-- BEGIN --

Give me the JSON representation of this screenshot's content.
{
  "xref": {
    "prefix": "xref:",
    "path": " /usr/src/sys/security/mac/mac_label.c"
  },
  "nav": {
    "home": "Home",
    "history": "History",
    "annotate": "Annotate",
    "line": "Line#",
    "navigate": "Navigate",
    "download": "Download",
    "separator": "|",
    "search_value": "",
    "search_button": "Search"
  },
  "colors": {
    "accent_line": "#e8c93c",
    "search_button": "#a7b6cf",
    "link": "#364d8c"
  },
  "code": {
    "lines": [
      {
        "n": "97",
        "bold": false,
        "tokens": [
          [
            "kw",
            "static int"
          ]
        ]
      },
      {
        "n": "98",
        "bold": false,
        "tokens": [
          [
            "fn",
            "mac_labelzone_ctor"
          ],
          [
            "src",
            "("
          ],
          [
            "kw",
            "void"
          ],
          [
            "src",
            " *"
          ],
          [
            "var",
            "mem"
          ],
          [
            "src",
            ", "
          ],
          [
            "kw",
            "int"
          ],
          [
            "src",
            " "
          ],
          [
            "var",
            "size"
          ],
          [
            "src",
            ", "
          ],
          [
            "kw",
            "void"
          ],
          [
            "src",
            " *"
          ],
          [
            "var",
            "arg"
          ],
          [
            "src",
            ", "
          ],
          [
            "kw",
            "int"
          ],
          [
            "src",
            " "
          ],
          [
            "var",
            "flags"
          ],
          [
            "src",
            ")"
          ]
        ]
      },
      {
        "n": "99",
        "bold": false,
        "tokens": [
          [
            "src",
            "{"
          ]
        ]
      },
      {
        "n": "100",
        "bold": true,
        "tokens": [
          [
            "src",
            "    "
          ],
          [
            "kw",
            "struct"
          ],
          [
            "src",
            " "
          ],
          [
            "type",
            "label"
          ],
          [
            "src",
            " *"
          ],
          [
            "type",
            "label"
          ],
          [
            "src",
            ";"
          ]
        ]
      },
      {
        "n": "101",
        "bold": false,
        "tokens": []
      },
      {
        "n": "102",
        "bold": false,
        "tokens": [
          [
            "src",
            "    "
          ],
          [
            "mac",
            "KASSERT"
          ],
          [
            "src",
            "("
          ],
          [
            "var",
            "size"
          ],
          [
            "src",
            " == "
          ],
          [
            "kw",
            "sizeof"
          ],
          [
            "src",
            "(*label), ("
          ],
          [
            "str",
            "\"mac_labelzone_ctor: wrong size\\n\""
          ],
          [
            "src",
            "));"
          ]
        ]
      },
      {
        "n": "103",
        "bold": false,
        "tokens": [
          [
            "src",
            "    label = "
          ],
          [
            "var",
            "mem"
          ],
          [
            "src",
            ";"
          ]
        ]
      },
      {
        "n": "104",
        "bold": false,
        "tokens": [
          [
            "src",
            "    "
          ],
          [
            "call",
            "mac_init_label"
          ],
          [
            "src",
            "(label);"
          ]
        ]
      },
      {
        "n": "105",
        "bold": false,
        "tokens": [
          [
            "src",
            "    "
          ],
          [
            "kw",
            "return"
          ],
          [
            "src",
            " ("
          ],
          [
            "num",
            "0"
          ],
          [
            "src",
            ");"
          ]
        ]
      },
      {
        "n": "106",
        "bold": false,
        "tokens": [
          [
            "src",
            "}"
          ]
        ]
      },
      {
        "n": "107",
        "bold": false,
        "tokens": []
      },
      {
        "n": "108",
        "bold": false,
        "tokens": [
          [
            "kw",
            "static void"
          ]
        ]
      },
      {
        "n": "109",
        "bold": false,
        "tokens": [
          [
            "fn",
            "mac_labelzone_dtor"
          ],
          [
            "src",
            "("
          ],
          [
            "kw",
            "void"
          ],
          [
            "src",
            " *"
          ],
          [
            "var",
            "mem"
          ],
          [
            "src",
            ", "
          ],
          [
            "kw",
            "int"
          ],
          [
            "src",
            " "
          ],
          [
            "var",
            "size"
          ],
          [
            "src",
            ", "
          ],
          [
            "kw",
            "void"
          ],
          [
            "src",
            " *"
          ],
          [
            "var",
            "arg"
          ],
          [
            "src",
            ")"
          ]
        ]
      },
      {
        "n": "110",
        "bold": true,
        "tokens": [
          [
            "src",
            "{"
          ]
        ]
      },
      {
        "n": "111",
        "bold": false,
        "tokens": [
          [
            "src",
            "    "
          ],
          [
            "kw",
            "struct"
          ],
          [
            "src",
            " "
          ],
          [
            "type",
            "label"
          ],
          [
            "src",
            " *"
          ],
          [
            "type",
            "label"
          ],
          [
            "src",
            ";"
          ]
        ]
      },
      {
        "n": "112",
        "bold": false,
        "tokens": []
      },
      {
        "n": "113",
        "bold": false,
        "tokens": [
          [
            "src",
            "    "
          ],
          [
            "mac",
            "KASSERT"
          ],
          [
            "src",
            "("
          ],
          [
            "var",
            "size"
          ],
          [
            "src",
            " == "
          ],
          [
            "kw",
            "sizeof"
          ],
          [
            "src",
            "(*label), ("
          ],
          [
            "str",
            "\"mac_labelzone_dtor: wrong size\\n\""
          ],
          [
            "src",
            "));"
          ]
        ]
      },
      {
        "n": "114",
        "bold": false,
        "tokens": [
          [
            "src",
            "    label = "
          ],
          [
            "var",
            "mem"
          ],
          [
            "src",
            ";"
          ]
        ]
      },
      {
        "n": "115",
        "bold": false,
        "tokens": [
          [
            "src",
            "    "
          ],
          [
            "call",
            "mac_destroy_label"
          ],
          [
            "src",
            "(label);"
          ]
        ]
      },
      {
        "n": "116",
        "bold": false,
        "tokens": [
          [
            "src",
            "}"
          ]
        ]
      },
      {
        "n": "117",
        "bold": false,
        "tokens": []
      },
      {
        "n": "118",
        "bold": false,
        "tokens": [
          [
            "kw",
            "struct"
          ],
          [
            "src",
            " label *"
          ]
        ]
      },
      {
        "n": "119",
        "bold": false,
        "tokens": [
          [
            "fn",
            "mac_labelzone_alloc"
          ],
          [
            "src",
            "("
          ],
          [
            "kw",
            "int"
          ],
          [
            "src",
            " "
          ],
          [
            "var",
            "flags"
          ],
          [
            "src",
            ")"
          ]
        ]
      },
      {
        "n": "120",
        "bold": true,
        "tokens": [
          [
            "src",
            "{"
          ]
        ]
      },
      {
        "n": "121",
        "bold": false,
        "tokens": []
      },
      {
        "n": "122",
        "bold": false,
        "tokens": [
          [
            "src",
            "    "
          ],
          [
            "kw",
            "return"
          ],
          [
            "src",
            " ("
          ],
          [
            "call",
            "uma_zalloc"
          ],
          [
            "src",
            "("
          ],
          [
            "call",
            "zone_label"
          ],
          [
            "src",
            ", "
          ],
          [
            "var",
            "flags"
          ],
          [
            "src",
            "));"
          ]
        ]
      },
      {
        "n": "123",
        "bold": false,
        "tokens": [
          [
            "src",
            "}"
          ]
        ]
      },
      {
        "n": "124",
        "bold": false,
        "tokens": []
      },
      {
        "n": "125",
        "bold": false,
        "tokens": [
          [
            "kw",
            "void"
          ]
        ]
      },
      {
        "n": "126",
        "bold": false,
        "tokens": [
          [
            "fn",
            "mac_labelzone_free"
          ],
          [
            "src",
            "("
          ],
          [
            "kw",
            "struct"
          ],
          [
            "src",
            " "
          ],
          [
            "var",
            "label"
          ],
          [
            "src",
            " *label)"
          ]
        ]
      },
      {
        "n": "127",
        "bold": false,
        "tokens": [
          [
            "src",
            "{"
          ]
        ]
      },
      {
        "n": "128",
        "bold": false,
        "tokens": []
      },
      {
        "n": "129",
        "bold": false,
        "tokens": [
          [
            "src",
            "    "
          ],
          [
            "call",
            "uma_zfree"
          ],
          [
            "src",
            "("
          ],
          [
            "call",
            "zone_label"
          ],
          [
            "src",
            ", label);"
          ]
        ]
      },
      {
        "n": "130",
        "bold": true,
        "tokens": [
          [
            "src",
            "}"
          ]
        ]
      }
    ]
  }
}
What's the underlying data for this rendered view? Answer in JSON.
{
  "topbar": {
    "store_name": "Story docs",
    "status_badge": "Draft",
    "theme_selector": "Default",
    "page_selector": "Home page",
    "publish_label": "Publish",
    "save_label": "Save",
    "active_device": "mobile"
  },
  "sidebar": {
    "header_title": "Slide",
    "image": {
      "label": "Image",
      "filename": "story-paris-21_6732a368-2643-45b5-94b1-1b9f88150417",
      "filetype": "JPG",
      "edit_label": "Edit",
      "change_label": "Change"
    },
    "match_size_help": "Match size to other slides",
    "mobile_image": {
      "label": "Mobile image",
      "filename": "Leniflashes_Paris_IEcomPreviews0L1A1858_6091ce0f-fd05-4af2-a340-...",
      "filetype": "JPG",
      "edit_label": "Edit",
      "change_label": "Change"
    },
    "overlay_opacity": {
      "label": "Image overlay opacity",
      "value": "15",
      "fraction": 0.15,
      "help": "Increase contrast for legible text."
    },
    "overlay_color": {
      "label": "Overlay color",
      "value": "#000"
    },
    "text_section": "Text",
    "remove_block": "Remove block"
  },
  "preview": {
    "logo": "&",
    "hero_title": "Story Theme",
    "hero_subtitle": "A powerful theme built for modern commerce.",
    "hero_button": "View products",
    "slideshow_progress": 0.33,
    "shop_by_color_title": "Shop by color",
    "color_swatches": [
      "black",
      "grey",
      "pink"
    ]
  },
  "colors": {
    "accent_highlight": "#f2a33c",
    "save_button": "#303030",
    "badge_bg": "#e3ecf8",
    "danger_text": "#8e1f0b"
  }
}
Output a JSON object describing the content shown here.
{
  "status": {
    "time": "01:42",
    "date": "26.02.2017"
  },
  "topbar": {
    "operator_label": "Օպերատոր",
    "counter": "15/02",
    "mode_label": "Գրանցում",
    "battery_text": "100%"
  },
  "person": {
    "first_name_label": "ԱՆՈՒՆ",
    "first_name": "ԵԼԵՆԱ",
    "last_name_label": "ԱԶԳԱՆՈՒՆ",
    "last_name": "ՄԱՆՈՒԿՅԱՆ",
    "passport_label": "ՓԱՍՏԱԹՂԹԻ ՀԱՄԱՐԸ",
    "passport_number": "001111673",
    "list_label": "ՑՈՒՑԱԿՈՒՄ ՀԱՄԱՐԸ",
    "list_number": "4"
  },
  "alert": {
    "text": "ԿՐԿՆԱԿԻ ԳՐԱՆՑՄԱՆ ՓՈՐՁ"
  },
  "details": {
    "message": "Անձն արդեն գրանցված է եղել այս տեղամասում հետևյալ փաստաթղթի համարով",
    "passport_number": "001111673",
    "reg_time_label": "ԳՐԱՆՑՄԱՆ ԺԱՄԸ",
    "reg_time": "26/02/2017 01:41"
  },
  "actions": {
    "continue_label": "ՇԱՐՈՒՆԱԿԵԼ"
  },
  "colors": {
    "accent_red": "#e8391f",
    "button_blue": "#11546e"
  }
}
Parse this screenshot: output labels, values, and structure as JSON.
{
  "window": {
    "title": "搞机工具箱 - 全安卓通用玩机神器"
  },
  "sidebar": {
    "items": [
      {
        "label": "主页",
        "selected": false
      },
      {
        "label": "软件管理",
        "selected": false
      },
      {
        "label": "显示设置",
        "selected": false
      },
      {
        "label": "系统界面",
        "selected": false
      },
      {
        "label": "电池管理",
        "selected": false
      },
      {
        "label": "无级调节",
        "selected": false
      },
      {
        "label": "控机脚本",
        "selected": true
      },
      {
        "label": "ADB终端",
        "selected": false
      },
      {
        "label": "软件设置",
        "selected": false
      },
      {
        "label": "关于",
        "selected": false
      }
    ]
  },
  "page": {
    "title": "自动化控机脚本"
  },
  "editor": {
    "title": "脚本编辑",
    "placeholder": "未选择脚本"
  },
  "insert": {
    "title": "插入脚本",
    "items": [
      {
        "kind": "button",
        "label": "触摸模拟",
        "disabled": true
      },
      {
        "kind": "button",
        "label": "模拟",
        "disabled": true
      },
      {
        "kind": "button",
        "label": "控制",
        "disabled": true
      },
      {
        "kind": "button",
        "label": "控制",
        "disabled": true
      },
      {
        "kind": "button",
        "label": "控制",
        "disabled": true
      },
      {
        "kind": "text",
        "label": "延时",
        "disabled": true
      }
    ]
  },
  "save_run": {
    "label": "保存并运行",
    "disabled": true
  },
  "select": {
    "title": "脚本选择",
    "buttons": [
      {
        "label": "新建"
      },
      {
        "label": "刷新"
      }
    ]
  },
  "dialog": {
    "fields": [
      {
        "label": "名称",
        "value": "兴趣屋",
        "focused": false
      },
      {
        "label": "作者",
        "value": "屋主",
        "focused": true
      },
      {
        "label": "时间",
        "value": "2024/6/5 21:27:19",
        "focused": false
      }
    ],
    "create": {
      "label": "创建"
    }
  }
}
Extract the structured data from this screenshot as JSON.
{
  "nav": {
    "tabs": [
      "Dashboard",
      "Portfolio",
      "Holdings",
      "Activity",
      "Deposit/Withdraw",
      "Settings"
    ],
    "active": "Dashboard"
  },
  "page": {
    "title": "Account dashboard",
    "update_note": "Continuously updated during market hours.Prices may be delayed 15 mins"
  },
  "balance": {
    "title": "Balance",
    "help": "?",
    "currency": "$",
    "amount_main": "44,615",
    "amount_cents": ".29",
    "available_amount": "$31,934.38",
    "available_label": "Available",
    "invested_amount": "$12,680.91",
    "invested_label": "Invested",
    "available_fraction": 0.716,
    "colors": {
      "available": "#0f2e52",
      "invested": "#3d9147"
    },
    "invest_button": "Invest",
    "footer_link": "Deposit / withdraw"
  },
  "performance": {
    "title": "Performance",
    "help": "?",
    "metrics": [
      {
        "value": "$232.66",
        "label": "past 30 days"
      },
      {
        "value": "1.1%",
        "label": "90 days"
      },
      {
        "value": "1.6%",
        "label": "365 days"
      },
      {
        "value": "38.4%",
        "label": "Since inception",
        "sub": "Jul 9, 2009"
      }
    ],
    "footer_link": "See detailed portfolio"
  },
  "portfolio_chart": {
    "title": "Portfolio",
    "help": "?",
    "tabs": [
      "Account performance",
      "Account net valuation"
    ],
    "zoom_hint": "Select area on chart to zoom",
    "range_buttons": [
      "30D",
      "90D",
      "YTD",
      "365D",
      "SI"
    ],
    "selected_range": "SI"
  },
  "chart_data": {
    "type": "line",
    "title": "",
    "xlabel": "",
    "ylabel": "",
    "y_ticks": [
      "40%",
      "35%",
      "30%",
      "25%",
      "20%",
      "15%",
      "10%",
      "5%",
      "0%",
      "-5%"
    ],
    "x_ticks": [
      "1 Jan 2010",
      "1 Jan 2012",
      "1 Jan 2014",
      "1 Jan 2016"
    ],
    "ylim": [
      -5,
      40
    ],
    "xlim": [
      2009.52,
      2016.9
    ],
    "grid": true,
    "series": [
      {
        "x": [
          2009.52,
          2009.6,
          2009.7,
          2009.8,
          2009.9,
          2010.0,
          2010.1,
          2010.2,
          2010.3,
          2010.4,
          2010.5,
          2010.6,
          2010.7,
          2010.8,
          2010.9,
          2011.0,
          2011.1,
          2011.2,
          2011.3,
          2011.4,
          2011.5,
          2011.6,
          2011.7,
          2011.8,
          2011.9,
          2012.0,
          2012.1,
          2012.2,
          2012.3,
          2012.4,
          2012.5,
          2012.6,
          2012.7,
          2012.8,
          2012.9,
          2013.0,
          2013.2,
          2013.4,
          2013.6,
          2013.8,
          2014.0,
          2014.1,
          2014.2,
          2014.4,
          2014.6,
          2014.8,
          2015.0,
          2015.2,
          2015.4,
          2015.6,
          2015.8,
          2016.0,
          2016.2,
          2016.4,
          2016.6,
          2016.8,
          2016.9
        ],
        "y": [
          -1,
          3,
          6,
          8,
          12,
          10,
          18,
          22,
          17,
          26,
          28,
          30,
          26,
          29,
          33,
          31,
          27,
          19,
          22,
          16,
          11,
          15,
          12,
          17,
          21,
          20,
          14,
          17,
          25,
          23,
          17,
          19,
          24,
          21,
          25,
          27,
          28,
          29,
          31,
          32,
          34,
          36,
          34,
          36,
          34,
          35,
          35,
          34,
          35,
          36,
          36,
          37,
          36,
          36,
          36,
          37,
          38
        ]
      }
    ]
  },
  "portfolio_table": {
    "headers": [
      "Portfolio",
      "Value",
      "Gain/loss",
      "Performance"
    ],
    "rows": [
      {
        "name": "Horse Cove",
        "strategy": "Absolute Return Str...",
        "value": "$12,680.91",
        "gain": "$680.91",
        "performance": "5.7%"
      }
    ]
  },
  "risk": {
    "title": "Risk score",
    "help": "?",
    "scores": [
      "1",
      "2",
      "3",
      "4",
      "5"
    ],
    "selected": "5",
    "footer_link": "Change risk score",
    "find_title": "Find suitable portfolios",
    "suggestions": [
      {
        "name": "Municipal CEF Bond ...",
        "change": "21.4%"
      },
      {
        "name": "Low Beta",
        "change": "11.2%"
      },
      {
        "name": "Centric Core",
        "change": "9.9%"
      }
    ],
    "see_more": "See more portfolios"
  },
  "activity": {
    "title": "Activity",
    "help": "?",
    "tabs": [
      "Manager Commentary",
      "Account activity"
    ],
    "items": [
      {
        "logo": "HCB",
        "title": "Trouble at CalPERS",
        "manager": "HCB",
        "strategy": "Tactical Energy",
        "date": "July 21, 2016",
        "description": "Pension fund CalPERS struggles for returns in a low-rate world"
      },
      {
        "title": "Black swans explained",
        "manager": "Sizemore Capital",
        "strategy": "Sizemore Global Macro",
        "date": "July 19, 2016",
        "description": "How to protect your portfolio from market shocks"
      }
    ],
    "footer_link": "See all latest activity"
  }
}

-- END --

# SHORT PROBLEM:
Pull out each line of the records holding the string "CalPERS".

# EXERCISE SOLUTION:
        "title": "Trouble at CalPERS",
        "description": "Pension fund CalPERS struggles for returns in a low-rate world"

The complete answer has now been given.